-------- Material supplied --------

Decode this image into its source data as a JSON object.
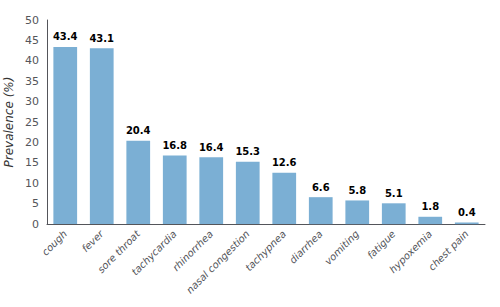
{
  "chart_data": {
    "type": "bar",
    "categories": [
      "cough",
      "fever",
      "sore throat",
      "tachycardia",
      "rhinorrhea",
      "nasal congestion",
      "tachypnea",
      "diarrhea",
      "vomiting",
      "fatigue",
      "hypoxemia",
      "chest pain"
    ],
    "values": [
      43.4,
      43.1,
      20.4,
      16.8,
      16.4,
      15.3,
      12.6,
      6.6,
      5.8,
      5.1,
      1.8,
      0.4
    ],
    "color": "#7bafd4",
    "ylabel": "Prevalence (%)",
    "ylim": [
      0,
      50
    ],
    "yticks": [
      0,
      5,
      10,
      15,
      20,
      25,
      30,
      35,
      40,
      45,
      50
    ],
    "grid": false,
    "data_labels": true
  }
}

--------
-------- Material supplied --------

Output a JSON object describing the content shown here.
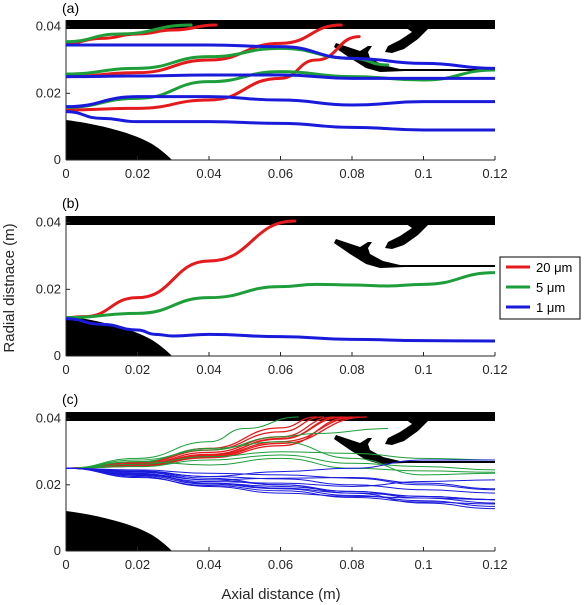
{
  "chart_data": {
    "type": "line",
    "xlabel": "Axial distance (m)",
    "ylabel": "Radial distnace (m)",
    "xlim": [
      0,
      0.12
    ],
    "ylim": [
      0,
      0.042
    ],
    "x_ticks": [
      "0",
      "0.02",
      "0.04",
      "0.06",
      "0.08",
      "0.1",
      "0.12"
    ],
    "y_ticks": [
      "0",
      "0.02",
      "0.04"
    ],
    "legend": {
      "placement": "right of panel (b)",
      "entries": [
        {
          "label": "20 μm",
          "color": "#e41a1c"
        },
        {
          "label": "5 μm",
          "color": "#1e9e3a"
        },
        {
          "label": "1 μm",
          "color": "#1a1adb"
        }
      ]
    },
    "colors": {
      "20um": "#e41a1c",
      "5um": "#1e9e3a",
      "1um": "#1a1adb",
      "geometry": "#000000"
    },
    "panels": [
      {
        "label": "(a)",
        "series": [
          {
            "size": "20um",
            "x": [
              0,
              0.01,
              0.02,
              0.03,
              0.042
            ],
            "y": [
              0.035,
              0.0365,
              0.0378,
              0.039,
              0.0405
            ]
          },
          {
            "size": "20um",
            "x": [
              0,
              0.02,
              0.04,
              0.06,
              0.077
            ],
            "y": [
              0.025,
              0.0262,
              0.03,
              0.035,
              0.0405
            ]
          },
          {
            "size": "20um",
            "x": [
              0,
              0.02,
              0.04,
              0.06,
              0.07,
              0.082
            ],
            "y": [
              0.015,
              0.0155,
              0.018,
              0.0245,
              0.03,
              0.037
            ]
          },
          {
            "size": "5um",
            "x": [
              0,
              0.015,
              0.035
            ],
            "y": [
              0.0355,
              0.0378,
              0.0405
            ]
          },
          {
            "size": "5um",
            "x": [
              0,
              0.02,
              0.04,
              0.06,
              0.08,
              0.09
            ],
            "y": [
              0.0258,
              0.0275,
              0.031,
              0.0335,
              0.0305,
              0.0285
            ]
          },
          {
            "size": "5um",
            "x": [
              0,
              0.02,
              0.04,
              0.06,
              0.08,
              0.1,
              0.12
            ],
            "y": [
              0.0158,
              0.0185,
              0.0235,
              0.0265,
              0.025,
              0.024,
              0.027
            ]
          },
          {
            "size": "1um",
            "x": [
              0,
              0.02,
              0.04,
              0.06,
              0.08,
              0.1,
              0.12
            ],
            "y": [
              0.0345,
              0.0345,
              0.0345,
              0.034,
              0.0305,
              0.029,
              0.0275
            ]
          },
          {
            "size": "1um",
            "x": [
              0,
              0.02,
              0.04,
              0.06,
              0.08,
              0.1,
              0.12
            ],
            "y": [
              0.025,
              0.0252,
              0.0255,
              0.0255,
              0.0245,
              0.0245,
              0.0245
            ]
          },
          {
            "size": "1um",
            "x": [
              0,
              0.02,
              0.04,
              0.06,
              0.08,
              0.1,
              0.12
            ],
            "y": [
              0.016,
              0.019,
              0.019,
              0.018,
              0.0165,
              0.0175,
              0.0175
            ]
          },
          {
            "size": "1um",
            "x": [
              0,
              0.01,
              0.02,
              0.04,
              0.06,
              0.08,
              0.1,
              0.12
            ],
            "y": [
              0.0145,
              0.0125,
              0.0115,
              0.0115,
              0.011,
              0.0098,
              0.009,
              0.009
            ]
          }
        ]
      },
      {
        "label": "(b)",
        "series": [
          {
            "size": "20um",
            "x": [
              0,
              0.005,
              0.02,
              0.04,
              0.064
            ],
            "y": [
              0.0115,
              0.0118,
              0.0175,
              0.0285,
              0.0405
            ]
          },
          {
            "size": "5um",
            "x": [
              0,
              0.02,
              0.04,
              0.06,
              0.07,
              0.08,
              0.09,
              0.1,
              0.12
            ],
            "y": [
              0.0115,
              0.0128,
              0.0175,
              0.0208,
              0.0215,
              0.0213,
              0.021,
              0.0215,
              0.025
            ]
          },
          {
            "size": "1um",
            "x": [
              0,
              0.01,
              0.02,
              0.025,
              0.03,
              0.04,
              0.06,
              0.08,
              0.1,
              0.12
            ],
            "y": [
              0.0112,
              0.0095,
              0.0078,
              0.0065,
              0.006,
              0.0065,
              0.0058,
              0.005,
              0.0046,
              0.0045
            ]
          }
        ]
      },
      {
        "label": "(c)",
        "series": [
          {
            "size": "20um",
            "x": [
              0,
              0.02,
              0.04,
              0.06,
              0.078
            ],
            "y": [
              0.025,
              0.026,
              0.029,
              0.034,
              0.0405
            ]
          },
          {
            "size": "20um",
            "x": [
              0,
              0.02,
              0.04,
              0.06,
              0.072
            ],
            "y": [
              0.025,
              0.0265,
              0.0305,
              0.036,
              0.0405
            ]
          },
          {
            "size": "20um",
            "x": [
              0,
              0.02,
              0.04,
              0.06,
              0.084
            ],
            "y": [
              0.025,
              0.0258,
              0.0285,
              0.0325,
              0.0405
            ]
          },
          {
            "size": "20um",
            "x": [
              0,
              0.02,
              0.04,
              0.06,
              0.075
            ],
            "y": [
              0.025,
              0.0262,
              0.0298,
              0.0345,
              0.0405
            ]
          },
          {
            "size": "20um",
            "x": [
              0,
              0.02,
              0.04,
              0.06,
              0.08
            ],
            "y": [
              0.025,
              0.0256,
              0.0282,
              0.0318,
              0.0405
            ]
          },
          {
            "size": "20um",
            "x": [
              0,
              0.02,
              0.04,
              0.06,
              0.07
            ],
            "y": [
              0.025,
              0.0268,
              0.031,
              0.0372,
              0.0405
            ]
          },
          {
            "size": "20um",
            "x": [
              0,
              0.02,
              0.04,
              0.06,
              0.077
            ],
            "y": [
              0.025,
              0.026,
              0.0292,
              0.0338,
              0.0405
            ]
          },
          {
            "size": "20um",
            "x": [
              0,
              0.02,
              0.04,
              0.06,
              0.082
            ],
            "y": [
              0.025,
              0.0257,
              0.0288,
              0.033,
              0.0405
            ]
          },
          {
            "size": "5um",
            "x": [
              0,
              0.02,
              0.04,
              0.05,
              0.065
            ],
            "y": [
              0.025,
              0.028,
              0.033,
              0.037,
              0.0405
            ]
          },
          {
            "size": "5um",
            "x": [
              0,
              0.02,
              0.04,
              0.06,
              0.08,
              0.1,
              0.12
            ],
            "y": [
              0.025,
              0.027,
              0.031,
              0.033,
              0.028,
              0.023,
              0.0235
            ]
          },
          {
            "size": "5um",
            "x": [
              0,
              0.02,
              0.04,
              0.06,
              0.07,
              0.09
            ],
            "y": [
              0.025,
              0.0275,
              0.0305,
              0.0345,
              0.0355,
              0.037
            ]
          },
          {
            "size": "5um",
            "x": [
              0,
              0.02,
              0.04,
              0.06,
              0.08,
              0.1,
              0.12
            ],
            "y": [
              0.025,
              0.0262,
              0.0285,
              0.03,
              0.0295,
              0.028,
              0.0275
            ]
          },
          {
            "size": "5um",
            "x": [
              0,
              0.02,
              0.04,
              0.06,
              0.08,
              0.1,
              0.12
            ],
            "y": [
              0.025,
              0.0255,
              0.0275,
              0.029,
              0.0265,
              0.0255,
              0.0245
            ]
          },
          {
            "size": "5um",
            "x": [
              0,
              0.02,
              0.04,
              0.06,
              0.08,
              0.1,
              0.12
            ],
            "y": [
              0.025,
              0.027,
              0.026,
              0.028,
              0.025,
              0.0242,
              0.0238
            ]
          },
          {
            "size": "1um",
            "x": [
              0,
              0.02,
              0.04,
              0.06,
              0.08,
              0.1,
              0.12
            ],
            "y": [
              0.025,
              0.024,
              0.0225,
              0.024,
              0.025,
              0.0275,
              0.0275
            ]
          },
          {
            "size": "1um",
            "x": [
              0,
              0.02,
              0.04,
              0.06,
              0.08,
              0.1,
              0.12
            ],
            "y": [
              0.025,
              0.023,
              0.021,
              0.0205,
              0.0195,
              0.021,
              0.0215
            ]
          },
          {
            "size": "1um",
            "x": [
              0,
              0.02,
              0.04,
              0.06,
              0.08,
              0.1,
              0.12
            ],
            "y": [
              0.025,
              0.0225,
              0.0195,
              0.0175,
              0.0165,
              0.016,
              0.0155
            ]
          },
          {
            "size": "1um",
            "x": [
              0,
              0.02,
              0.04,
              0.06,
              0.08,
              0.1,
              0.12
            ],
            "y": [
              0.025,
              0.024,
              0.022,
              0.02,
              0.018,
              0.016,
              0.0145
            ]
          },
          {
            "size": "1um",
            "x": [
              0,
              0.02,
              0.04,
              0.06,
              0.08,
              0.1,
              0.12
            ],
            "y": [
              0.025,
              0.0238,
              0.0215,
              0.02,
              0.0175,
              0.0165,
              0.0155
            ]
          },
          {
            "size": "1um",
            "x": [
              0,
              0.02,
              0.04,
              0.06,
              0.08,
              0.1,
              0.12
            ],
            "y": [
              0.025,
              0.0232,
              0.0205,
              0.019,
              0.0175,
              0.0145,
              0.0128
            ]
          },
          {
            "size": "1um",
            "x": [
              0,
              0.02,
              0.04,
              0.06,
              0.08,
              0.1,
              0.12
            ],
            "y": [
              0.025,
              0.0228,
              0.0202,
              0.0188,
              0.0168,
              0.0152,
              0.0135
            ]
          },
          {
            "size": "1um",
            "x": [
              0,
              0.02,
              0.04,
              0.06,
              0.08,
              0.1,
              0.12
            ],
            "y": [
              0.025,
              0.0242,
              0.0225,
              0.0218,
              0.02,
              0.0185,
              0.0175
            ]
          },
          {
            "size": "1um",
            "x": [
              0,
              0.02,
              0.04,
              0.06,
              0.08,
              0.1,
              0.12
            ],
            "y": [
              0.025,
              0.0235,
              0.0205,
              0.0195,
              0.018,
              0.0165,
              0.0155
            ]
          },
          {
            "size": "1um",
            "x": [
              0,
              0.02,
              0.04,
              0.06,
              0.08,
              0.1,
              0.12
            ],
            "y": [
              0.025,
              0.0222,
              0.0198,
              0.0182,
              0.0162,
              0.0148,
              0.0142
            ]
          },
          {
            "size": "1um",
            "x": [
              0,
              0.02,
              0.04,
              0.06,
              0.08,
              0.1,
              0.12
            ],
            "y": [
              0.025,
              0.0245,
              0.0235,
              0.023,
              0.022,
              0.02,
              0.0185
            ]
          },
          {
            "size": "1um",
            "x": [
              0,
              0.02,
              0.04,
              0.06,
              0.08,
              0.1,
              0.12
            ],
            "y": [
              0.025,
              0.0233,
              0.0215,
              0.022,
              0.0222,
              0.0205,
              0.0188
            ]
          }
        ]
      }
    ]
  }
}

--------

• **Task requirements**
Show every line where the string "JSON" appears.

• **Reply to the task**
Decode this image into its source data as a JSON object.
Output a JSON object describing the content shown here.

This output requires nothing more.